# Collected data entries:
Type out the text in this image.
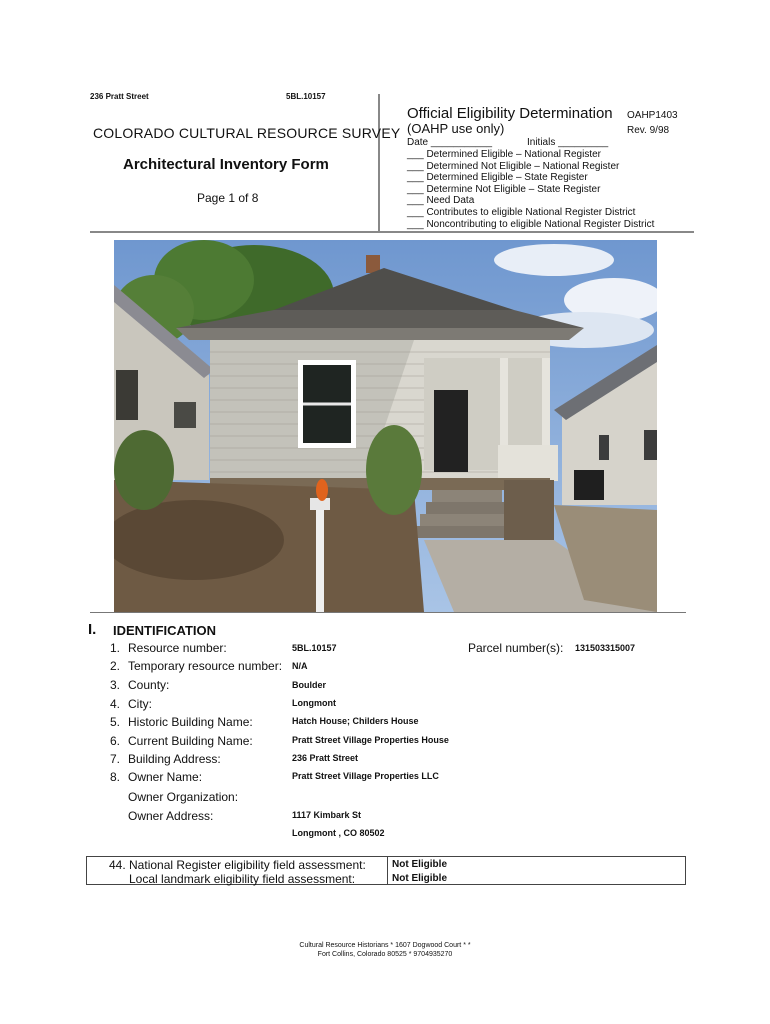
236 Pratt Street	5BL.10157
COLORADO CULTURAL RESOURCE SURVEY
Architectural Inventory Form
Page 1 of 8
Official Eligibility Determination OAHP1403
(OAHP use only)	Rev. 9/98
Date ___________	Initials _________
___ Determined Eligible – National Register
___ Determined Not Eligible – National Register
___ Determined Eligible – State Register
___ Determine Not Eligible – State Register
___ Need Data
___ Contributes to eligible National Register District
___ Noncontributing to eligible National Register District
I. IDENTIFICATION
1. Resource number:	5BL.10157	Parcel number(s): 131503315007
2. Temporary resource number: N/A
3. County:	Boulder
4. City:	Longmont
5. Historic Building Name:	Hatch House; Childers House
6. Current Building Name:	Pratt Street Village Properties House
7. Building Address:	236 Pratt Street
8. Owner Name:	Pratt Street Village Properties LLC
Owner Organization:
Owner Address:	1117 Kimbark St
Longmont , CO 80502
44. National Register eligibility field assessment:	Not Eligible
Local landmark eligibility field assessment:	Not Eligible
Cultural Resource Historians * 1607 Dogwood Court * *
Fort Collins, Colorado 80525 * 9704935270
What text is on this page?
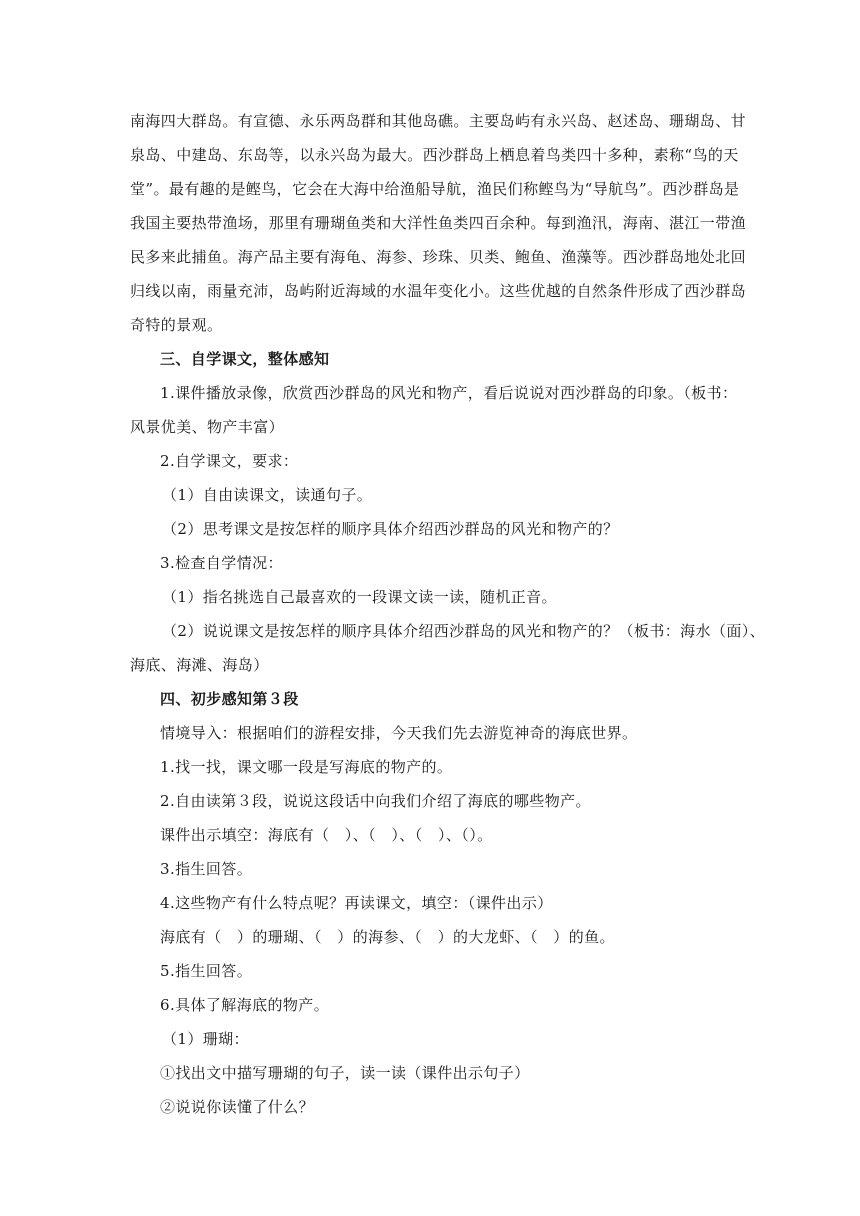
南海四大群岛。有宣德、永乐两岛群和其他岛礁。主要岛屿有永兴岛、赵述岛、珊瑚岛、甘
泉岛、中建岛、东岛等，以永兴岛为最大。西沙群岛上栖息着鸟类四十多种，素称“鸟的天
堂”。最有趣的是鲣鸟，它会在大海中给渔船导航，渔民们称鲣鸟为“导航鸟”。西沙群岛是
我国主要热带渔场，那里有珊瑚鱼类和大洋性鱼类四百余种。每到渔汛，海南、湛江一带渔
民多来此捕鱼。海产品主要有海龟、海参、珍珠、贝类、鲍鱼、渔藻等。西沙群岛地处北回
归线以南，雨量充沛，岛屿附近海域的水温年变化小。这些优越的自然条件形成了西沙群岛
奇特的景观。
三、自学课文，整体感知
1.课件播放录像，欣赏西沙群岛的风光和物产，看后说说对西沙群岛的印象。（板书：
风景优美、物产丰富）
2.自学课文，要求：
（1）自由读课文，读通句子。
（2）思考课文是按怎样的顺序具体介绍西沙群岛的风光和物产的？
3.检查自学情况：
（1）指名挑选自己最喜欢的一段课文读一读，随机正音。
（2）说说课文是按怎样的顺序具体介绍西沙群岛的风光和物产的？（板书：海水（面）、
海底、海滩、海岛）
四、初步感知第３段
情境导入：根据咱们的游程安排，今天我们先去游览神奇的海底世界。
1.找一找，课文哪一段是写海底的物产的。
2.自由读第３段，说说这段话中向我们介绍了海底的哪些物产。
课件出示填空：海底有（　）、（　）、（　）、（）。
3.指生回答。
4.这些物产有什么特点呢？再读课文，填空：（课件出示）
海底有（　）的珊瑚、（　）的海参、（　）的大龙虾、（　）的鱼。
5.指生回答。
6.具体了解海底的物产。
（1）珊瑚：
①找出文中描写珊瑚的句子，读一读（课件出示句子）
②说说你读懂了什么？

# OBJECTIVE:
Among the lines of the material, find those that hold the word "text" and copy them.

# CORRECT RESULT:
Type out the text in this image.
What text is on this page?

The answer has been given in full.